━━ RECORDS PROVIDED
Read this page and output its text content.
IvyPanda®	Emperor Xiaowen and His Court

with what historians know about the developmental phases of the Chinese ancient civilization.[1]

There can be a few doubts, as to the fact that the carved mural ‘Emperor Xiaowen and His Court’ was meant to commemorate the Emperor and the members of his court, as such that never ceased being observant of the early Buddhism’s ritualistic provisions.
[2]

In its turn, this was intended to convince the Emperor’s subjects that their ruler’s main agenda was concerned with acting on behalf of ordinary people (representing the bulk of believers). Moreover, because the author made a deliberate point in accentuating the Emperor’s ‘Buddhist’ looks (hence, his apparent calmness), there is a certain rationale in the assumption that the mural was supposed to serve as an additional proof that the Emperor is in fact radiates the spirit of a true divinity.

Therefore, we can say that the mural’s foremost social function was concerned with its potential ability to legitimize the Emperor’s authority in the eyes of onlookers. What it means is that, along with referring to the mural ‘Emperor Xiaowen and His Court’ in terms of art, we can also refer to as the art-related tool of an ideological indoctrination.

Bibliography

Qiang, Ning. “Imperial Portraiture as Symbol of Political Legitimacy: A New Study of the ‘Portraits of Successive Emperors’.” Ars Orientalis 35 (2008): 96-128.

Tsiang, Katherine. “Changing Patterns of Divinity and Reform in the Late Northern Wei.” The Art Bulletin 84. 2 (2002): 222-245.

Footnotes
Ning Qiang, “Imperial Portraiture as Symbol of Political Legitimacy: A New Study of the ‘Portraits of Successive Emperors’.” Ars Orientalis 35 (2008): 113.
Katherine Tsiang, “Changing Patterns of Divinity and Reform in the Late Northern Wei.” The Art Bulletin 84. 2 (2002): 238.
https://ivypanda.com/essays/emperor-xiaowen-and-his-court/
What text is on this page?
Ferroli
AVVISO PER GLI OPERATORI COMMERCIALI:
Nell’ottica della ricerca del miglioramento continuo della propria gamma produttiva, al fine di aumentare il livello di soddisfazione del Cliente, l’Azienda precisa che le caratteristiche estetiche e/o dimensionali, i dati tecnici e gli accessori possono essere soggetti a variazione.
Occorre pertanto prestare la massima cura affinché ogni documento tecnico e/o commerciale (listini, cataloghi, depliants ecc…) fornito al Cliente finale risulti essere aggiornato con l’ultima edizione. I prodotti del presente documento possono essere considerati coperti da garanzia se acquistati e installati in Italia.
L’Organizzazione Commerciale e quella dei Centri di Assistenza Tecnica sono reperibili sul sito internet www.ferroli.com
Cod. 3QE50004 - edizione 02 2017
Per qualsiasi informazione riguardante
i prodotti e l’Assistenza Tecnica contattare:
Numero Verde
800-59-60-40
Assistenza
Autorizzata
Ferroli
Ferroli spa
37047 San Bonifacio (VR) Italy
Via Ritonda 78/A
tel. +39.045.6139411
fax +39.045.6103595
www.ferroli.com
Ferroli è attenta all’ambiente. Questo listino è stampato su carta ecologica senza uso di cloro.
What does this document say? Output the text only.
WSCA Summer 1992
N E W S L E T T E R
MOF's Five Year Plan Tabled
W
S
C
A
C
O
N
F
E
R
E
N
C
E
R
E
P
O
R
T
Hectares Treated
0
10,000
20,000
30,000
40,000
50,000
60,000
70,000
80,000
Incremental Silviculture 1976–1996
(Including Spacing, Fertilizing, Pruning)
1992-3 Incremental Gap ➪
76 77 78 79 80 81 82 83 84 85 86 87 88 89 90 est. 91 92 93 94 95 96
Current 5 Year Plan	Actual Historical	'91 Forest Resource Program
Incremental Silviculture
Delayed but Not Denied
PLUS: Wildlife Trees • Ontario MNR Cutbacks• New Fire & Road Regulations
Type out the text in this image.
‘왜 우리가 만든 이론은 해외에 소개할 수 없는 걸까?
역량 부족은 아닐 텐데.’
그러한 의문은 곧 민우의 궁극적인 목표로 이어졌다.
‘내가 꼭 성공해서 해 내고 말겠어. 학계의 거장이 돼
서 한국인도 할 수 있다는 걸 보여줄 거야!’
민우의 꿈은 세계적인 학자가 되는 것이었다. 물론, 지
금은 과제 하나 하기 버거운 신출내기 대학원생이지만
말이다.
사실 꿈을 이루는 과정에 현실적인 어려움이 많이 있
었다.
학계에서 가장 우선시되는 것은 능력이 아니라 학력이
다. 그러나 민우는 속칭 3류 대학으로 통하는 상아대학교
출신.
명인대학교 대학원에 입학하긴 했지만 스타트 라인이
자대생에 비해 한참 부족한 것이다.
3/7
━━━━
EXERCISE OBJECTIVE
Write the data out again in full and exactly.

THE SOLUTION
Read this page and output its text content.
IvyPanda®	Emperor Xiaowen and His Court

with what historians know about the developmental phases of the Chinese ancient civilization.[1]

There can be a few doubts, as to the fact that the carved mural ‘Emperor Xiaowen and His Court’ was meant to commemorate the Emperor and the members of his court, as such that never ceased being observant of the early Buddhism’s ritualistic provisions.
[2]

In its turn, this was intended to convince the Emperor’s subjects that their ruler’s main agenda was concerned with acting on behalf of ordinary people (representing the bulk of believers). Moreover, because the author made a deliberate point in accentuating the Emperor’s ‘Buddhist’ looks (hence, his apparent calmness), there is a certain rationale in the assumption that the mural was supposed to serve as an additional proof that the Emperor is in fact radiates the spirit of a true divinity.

Therefore, we can say that the mural’s foremost social function was concerned with its potential ability to legitimize the Emperor’s authority in the eyes of onlookers. What it means is that, along with referring to the mural ‘Emperor Xiaowen and His Court’ in terms of art, we can also refer to as the art-related tool of an ideological indoctrination.

Bibliography

Qiang, Ning. “Imperial Portraiture as Symbol of Political Legitimacy: A New Study of the ‘Portraits of Successive Emperors’.” Ars Orientalis 35 (2008): 96-128.

Tsiang, Katherine. “Changing Patterns of Divinity and Reform in the Late Northern Wei.” The Art Bulletin 84. 2 (2002): 222-245.

Footnotes
Ning Qiang, “Imperial Portraiture as Symbol of Political Legitimacy: A New Study of the ‘Portraits of Successive Emperors’.” Ars Orientalis 35 (2008): 113.
Katherine Tsiang, “Changing Patterns of Divinity and Reform in the Late Northern Wei.” The Art Bulletin 84. 2 (2002): 238.
https://ivypanda.com/essays/emperor-xiaowen-and-his-court/
What text is on this page?
Ferroli
AVVISO PER GLI OPERATORI COMMERCIALI:
Nell’ottica della ricerca del miglioramento continuo della propria gamma produttiva, al fine di aumentare il livello di soddisfazione del Cliente, l’Azienda precisa che le caratteristiche estetiche e/o dimensionali, i dati tecnici e gli accessori possono essere soggetti a variazione.
Occorre pertanto prestare la massima cura affinché ogni documento tecnico e/o commerciale (listini, cataloghi, depliants ecc…) fornito al Cliente finale risulti essere aggiornato con l’ultima edizione. I prodotti del presente documento possono essere considerati coperti da garanzia se acquistati e installati in Italia.
L’Organizzazione Commerciale e quella dei Centri di Assistenza Tecnica sono reperibili sul sito internet www.ferroli.com
Cod. 3QE50004 - edizione 02 2017
Per qualsiasi informazione riguardante
i prodotti e l’Assistenza Tecnica contattare:
Numero Verde
800-59-60-40
Assistenza
Autorizzata
Ferroli
Ferroli spa
37047 San Bonifacio (VR) Italy
Via Ritonda 78/A
tel. +39.045.6139411
fax +39.045.6103595
www.ferroli.com
Ferroli è attenta all’ambiente. Questo listino è stampato su carta ecologica senza uso di cloro.
What does this document say? Output the text only.
WSCA Summer 1992
N E W S L E T T E R
MOF's Five Year Plan Tabled
W
S
C
A
C
O
N
F
E
R
E
N
C
E
R
E
P
O
R
T
Hectares Treated
0
10,000
20,000
30,000
40,000
50,000
60,000
70,000
80,000
Incremental Silviculture 1976–1996
(Including Spacing, Fertilizing, Pruning)
1992-3 Incremental Gap ➪
76 77 78 79 80 81 82 83 84 85 86 87 88 89 90 est. 91 92 93 94 95 96
Current 5 Year Plan	Actual Historical	'91 Forest Resource Program
Incremental Silviculture
Delayed but Not Denied
PLUS: Wildlife Trees • Ontario MNR Cutbacks• New Fire & Road Regulations
Type out the text in this image.
‘왜 우리가 만든 이론은 해외에 소개할 수 없는 걸까?
역량 부족은 아닐 텐데.’
그러한 의문은 곧 민우의 궁극적인 목표로 이어졌다.
‘내가 꼭 성공해서 해 내고 말겠어. 학계의 거장이 돼
서 한국인도 할 수 있다는 걸 보여줄 거야!’
민우의 꿈은 세계적인 학자가 되는 것이었다. 물론, 지
금은 과제 하나 하기 버거운 신출내기 대학원생이지만
말이다.
사실 꿈을 이루는 과정에 현실적인 어려움이 많이 있
었다.
학계에서 가장 우선시되는 것은 능력이 아니라 학력이
다. 그러나 민우는 속칭 3류 대학으로 통하는 상아대학교
출신.
명인대학교 대학원에 입학하긴 했지만 스타트 라인이
자대생에 비해 한참 부족한 것이다.
3/7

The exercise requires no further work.